Sometimes a Groebner basis computation can seem to last forever. An ongoing visual display of its progress can be obtained with gbTrace.

i22 : gbTrace = 3

o22 = 3
i23 : I = ideal(x*y-z^2,y^2-w^2)

                    2   2    2
o23 = ideal (x*y - z , y  - w )

                ZZ
o23 : Ideal of ----[x, y, z, w]
               1277
i24 : gb I

   -- registering gb 5 at 0x555559b4e380

   -- [gb]{2}(2)mm{3}(1)m{4}(2)om{5}(1)onumber of (nonminimal) gb elements = 4
   -- number of monomials                = 8
   -- #reduction steps = 2
   -- #spairs done = 6
   -- ncalls = 0
   -- nloop = 0
   -- nsaved = 0
   -- 
o24 = GroebnerBasis[status: done; S-pairs encountered up to degree 4]

o24 : GroebnerBasis
Here is what the tracing symbols indicate.
    {2}   ready to reduce S-polynomials of degree 2
    (0)   there are 0 more S-polynomials (the basis is empty)
     g    the generator yx-z2 has been added to the basis
     g    the generator y2-w2 has been added to the basis
    {3}   ready to reduce S-polynomials of degree 3
    (1)   there is 1 more S-polynomial
     m    the reduced S-polynomial yz2-xw2 has been added to the basis
    {4}   ready to reduce S-polynomials of degree 4
    (2)   there are 2 more S-polynomials
     m    the reduced S-polynomial z4-x2w2 has been added to the basis
     o    an S-polynomial reduced to zero and has been discarded
    {5}   ready to reduce S-polynomials of degree 5
    (1)   there is 1 more S-polynomial
     o    an S-polynomial reduced to zero and has been discarded

Let's turn off the tracing.

i25 : gbTrace = 0

o25 = 0

Each of the operations dealing with Groebner bases may be interrupted or stopped (by typing CTRL-C). The computation is continued by re-issuing the same command. Alternatively, the command can be issued with the option StopBeforeComputation => true. It will stop immediately, and return a Groebner basis object that can be inspected with generators or syz. The computation can be continued later.

(Given information):
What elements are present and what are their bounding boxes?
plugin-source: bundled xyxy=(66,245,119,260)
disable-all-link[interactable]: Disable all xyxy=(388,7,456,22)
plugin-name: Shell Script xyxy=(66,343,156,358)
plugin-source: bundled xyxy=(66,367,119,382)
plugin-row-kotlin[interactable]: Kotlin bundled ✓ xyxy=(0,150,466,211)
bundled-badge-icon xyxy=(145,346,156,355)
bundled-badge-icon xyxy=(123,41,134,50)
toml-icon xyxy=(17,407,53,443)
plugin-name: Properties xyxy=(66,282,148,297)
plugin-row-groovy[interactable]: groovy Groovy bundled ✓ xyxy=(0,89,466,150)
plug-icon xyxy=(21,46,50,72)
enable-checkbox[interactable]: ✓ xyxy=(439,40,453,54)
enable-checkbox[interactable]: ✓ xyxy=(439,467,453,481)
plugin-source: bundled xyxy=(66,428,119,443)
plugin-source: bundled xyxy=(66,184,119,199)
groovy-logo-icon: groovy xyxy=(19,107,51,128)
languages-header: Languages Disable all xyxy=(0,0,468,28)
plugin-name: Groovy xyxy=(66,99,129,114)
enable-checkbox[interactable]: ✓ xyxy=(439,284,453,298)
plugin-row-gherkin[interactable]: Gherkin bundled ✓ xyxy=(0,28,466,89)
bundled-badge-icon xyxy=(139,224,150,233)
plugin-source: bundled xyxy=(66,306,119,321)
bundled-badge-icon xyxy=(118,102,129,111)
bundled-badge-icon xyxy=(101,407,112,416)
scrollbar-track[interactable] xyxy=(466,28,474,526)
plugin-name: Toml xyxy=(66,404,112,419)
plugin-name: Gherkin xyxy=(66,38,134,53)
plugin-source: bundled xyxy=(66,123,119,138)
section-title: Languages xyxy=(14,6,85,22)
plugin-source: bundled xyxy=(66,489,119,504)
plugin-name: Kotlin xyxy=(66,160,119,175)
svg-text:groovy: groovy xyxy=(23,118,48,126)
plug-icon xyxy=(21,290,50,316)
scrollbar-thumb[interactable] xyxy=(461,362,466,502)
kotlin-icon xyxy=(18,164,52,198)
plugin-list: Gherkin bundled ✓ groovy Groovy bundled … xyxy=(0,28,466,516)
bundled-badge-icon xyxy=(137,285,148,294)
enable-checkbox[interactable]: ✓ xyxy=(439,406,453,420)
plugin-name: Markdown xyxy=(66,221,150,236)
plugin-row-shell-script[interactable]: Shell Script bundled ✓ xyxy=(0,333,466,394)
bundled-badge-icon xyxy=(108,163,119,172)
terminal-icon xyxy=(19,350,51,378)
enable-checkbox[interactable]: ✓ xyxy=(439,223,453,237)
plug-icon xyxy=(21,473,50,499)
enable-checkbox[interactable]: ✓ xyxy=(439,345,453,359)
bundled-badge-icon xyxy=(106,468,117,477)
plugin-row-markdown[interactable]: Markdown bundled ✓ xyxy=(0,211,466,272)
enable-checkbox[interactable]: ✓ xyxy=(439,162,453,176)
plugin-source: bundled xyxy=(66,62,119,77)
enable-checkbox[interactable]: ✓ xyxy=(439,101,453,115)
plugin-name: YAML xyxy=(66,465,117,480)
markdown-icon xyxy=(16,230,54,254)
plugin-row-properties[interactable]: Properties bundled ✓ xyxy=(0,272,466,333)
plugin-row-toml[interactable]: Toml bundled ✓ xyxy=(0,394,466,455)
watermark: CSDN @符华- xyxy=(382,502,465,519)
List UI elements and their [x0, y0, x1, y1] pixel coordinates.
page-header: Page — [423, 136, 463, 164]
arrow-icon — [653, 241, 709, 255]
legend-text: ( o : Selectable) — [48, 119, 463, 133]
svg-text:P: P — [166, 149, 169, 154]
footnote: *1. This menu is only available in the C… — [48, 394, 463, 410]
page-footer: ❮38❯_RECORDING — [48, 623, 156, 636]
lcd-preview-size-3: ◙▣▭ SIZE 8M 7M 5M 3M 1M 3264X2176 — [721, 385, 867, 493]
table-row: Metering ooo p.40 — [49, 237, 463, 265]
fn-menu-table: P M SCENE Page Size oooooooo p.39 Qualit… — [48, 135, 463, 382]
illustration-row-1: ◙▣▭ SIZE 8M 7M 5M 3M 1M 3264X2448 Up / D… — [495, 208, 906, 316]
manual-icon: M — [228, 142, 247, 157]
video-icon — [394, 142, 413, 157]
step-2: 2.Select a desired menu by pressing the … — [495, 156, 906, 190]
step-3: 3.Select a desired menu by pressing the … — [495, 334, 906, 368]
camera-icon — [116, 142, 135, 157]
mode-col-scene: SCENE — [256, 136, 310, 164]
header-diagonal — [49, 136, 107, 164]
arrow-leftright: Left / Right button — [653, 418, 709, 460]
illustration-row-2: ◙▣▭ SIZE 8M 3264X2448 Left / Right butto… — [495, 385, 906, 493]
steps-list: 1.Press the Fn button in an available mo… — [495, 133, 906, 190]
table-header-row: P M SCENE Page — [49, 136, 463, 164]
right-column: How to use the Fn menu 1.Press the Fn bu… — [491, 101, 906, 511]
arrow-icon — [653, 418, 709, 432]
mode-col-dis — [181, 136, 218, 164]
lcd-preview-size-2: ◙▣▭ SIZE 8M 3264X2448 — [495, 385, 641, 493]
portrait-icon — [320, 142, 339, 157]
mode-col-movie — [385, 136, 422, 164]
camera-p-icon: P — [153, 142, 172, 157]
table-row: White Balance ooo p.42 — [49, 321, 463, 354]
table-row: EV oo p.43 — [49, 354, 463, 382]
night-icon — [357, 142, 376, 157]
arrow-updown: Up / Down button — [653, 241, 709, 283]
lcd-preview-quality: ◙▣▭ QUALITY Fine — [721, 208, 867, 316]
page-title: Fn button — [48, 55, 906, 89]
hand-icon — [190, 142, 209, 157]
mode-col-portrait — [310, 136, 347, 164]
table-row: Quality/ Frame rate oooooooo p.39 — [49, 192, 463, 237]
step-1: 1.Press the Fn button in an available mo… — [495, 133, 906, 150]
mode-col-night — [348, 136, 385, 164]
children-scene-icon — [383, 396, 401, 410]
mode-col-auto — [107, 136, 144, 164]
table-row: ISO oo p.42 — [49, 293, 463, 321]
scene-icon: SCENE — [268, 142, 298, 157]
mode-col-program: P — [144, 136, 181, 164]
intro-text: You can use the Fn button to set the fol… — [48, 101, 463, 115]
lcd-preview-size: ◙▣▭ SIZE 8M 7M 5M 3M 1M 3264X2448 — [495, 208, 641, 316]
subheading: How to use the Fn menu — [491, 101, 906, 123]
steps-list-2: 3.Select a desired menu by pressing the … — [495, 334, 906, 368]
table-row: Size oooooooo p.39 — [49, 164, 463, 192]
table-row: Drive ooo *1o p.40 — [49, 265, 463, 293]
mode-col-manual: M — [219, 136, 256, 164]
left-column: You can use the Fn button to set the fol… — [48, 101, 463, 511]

(Tasks):
a) In the gbTrace text, what key combination interrupts an operation dealing with Groebner bases?
b) List every statistic, with its value, that the gbTrace text's output for "gb I" prints after the tracing symbols.
The material after the gbTrace text is a separate set of records.

(List of answers):
a) CTRL-C

b)
- number of (nonminimal) gb elements = 4
- number of monomials = 8
- #reduction steps = 2
- #spairs done = 6
- ncalls = 0
- nloop = 0
- nsaved = 0